• _TASK REQUIREMENTS_
Return the records, each one exactly as written.
-- BEGIN DATASET --
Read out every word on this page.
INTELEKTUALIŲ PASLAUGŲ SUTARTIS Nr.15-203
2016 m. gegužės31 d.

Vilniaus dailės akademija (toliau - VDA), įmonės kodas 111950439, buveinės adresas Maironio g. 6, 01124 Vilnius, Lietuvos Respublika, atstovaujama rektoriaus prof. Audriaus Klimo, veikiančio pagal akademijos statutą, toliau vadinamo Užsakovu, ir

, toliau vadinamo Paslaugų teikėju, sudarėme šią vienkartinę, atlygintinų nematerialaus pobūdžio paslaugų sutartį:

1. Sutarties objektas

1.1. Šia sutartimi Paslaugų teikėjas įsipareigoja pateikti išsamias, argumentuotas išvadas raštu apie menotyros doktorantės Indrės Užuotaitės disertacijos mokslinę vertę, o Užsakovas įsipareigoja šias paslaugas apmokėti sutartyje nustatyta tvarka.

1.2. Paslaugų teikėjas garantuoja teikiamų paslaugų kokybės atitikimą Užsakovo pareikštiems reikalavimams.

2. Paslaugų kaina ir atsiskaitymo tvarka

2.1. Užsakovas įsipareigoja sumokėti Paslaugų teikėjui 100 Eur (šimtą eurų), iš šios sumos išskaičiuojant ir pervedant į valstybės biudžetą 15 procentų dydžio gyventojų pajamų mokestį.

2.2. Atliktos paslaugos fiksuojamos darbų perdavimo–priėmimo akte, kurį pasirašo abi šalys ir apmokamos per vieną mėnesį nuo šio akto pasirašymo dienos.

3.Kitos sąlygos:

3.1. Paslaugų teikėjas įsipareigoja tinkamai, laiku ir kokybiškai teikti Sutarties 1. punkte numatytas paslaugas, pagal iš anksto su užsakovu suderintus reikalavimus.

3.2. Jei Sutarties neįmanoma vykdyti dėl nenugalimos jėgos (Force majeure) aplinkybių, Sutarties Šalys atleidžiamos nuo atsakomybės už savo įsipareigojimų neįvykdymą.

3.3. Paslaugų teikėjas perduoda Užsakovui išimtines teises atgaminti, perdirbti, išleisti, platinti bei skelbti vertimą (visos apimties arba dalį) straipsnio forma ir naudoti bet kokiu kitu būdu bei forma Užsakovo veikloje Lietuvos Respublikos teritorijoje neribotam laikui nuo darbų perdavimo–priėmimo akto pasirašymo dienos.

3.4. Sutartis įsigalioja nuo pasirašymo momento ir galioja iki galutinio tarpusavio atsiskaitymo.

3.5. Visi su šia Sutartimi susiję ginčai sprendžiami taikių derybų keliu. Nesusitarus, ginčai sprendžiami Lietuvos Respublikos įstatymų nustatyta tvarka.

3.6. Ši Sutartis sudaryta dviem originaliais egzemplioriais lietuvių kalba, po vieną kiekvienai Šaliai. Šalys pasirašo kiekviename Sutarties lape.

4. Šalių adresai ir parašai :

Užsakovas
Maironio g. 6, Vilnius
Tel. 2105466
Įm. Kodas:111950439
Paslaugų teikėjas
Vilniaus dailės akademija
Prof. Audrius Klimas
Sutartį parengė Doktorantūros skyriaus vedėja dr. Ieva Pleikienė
-- END DATASET --
• _RESPONSE TO THIS EXERCISE_
Read out every word on this page.
INTELEKTUALIŲ PASLAUGŲ SUTARTIS Nr.15-203
2016 m. gegužės31 d.

Vilniaus dailės akademija (toliau - VDA), įmonės kodas 111950439, buveinės adresas Maironio g. 6, 01124 Vilnius, Lietuvos Respublika, atstovaujama rektoriaus prof. Audriaus Klimo, veikiančio pagal akademijos statutą, toliau vadinamo Užsakovu, ir

, toliau vadinamo Paslaugų teikėju, sudarėme šią vienkartinę, atlygintinų nematerialaus pobūdžio paslaugų sutartį:

1. Sutarties objektas

1.1. Šia sutartimi Paslaugų teikėjas įsipareigoja pateikti išsamias, argumentuotas išvadas raštu apie menotyros doktorantės Indrės Užuotaitės disertacijos mokslinę vertę, o Užsakovas įsipareigoja šias paslaugas apmokėti sutartyje nustatyta tvarka.

1.2. Paslaugų teikėjas garantuoja teikiamų paslaugų kokybės atitikimą Užsakovo pareikštiems reikalavimams.

2. Paslaugų kaina ir atsiskaitymo tvarka

2.1. Užsakovas įsipareigoja sumokėti Paslaugų teikėjui 100 Eur (šimtą eurų), iš šios sumos išskaičiuojant ir pervedant į valstybės biudžetą 15 procentų dydžio gyventojų pajamų mokestį.

2.2. Atliktos paslaugos fiksuojamos darbų perdavimo–priėmimo akte, kurį pasirašo abi šalys ir apmokamos per vieną mėnesį nuo šio akto pasirašymo dienos.

3.Kitos sąlygos:

3.1. Paslaugų teikėjas įsipareigoja tinkamai, laiku ir kokybiškai teikti Sutarties 1. punkte numatytas paslaugas, pagal iš anksto su užsakovu suderintus reikalavimus.

3.2. Jei Sutarties neįmanoma vykdyti dėl nenugalimos jėgos (Force majeure) aplinkybių, Sutarties Šalys atleidžiamos nuo atsakomybės už savo įsipareigojimų neįvykdymą.

3.3. Paslaugų teikėjas perduoda Užsakovui išimtines teises atgaminti, perdirbti, išleisti, platinti bei skelbti vertimą (visos apimties arba dalį) straipsnio forma ir naudoti bet kokiu kitu būdu bei forma Užsakovo veikloje Lietuvos Respublikos teritorijoje neribotam laikui nuo darbų perdavimo–priėmimo akto pasirašymo dienos.

3.4. Sutartis įsigalioja nuo pasirašymo momento ir galioja iki galutinio tarpusavio atsiskaitymo.

3.5. Visi su šia Sutartimi susiję ginčai sprendžiami taikių derybų keliu. Nesusitarus, ginčai sprendžiami Lietuvos Respublikos įstatymų nustatyta tvarka.

3.6. Ši Sutartis sudaryta dviem originaliais egzemplioriais lietuvių kalba, po vieną kiekvienai Šaliai. Šalys pasirašo kiekviename Sutarties lape.

4. Šalių adresai ir parašai :

Užsakovas
Maironio g. 6, Vilnius
Tel. 2105466
Įm. Kodas:111950439
Paslaugų teikėjas
Vilniaus dailės akademija
Prof. Audrius Klimas
Sutartį parengė Doktorantūros skyriaus vedėja dr. Ieva Pleikienė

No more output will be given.